● **EXERCISE AIM**: Can the data below be echoed back word for word?

· · ·

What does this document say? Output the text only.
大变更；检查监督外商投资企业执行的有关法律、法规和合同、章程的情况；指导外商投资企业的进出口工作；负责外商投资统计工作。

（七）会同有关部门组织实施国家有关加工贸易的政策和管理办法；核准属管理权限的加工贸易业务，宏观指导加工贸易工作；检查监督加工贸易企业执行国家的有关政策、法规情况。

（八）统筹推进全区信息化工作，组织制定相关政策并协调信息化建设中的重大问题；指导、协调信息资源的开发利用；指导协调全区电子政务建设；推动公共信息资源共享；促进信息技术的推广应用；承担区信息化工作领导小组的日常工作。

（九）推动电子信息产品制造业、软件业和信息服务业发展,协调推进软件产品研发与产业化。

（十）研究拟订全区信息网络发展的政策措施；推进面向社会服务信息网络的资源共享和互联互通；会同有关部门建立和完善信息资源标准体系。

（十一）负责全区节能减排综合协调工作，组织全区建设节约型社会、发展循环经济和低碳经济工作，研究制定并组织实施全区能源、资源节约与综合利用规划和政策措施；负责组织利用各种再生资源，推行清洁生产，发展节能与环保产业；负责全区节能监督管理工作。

· · ·

● **FULL ANSWER**:
What does this document say? Output the text only.
大变更；检查监督外商投资企业执行的有关法律、法规和合同、章程的情况；指导外商投资企业的进出口工作；负责外商投资统计工作。

（七）会同有关部门组织实施国家有关加工贸易的政策和管理办法；核准属管理权限的加工贸易业务，宏观指导加工贸易工作；检查监督加工贸易企业执行国家的有关政策、法规情况。

（八）统筹推进全区信息化工作，组织制定相关政策并协调信息化建设中的重大问题；指导、协调信息资源的开发利用；指导协调全区电子政务建设；推动公共信息资源共享；促进信息技术的推广应用；承担区信息化工作领导小组的日常工作。

（九）推动电子信息产品制造业、软件业和信息服务业发展,协调推进软件产品研发与产业化。

（十）研究拟订全区信息网络发展的政策措施；推进面向社会服务信息网络的资源共享和互联互通；会同有关部门建立和完善信息资源标准体系。

（十一）负责全区节能减排综合协调工作，组织全区建设节约型社会、发展循环经济和低碳经济工作，研究制定并组织实施全区能源、资源节约与综合利用规划和政策措施；负责组织利用各种再生资源，推行清洁生产，发展节能与环保产业；负责全区节能监督管理工作。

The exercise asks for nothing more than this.